▶ _Directions for this task_
From the entries below, pull out each line where "button" appears.

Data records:
** Begin **

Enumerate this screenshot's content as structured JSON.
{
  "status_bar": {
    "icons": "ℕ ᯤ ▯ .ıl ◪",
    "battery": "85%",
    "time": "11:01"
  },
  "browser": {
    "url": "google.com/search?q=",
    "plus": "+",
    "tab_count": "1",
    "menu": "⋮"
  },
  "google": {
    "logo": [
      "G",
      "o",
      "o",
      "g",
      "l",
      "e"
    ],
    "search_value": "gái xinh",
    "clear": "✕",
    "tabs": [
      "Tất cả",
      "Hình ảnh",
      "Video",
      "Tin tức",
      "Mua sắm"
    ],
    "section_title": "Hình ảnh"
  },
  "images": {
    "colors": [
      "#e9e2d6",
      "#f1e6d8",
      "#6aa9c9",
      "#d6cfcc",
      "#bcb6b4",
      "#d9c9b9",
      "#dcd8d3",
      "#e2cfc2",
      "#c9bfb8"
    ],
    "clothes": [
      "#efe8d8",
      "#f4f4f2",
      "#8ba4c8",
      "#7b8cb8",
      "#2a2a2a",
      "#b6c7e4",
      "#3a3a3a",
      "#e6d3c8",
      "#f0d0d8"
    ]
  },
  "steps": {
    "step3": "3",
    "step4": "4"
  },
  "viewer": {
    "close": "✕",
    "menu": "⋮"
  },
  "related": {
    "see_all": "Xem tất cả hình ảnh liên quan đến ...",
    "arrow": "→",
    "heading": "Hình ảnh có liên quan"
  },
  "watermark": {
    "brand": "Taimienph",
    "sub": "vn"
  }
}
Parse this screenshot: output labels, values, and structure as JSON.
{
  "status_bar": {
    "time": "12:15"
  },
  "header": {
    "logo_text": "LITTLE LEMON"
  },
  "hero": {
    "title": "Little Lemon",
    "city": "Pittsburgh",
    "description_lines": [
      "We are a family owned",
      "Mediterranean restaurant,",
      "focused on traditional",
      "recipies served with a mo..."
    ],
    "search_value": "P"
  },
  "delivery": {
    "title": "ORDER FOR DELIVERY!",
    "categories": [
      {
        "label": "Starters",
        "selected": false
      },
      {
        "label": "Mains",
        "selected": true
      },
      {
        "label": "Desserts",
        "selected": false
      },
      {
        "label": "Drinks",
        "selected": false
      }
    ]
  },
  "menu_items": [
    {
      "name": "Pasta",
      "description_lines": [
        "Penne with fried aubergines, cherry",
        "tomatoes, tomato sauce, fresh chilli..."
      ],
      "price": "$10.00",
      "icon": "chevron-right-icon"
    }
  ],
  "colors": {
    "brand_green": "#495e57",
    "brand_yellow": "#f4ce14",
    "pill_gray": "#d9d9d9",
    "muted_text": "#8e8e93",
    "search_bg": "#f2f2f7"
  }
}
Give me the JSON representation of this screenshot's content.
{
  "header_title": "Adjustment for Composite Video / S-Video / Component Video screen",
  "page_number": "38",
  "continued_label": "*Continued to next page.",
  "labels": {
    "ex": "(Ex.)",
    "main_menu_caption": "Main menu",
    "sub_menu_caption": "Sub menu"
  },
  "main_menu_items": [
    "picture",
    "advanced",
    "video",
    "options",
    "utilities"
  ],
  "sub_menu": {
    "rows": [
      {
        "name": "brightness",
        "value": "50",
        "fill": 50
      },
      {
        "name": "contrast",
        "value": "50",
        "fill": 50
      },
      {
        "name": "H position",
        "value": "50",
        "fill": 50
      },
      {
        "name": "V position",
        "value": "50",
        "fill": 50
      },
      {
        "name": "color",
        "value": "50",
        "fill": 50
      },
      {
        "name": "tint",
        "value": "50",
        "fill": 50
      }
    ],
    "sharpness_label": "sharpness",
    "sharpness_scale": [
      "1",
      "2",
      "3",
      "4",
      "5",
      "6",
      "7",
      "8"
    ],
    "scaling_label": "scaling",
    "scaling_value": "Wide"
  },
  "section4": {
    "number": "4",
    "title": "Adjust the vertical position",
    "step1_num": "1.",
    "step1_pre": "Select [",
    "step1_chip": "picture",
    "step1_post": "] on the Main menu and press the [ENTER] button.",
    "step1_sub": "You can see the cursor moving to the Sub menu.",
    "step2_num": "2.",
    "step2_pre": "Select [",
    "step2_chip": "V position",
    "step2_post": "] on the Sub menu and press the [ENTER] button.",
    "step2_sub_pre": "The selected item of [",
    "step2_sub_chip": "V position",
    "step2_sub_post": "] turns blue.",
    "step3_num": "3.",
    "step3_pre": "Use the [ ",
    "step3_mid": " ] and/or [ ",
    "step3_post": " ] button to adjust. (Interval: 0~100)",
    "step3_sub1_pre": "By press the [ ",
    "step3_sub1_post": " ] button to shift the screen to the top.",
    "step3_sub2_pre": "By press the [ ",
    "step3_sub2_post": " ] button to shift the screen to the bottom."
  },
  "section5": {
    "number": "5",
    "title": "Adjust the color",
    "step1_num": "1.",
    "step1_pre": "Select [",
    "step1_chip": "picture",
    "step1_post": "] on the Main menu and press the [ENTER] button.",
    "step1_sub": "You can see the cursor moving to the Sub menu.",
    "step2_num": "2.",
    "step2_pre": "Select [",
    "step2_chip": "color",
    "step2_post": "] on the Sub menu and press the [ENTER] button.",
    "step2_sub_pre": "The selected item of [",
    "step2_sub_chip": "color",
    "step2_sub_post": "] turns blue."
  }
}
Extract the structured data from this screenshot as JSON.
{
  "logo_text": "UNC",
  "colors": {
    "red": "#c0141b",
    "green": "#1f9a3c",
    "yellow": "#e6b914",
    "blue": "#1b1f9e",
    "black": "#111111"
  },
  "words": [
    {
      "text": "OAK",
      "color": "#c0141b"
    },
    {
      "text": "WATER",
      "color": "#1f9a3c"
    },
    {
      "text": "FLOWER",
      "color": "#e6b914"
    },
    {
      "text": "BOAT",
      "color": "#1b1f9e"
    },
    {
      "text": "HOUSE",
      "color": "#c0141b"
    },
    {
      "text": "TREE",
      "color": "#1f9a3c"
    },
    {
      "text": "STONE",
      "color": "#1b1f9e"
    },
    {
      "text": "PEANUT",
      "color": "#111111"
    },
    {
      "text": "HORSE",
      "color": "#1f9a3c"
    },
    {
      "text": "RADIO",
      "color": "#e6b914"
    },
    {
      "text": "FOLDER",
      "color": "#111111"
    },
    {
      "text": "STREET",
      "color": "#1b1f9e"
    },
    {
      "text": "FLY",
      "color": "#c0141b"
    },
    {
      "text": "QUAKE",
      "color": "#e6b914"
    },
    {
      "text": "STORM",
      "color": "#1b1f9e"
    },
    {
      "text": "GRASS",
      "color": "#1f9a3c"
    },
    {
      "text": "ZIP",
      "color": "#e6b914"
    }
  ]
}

** End **

▶ _Task output_
    "step1_post": "] on the Main menu and press the [ENTER] button.",
    "step2_post": "] on the Sub menu and press the [ENTER] button.",
    "step3_post": " ] button to adjust. (Interval: 0~100)",
    "step3_sub1_post": " ] button to shift the screen to the top.",
    "step3_sub2_post": " ] button to shift the screen to the bottom."
    "step1_post": "] on the Main menu and press the [ENTER] button.",
    "step2_post": "] on the Sub menu and press the [ENTER] button.",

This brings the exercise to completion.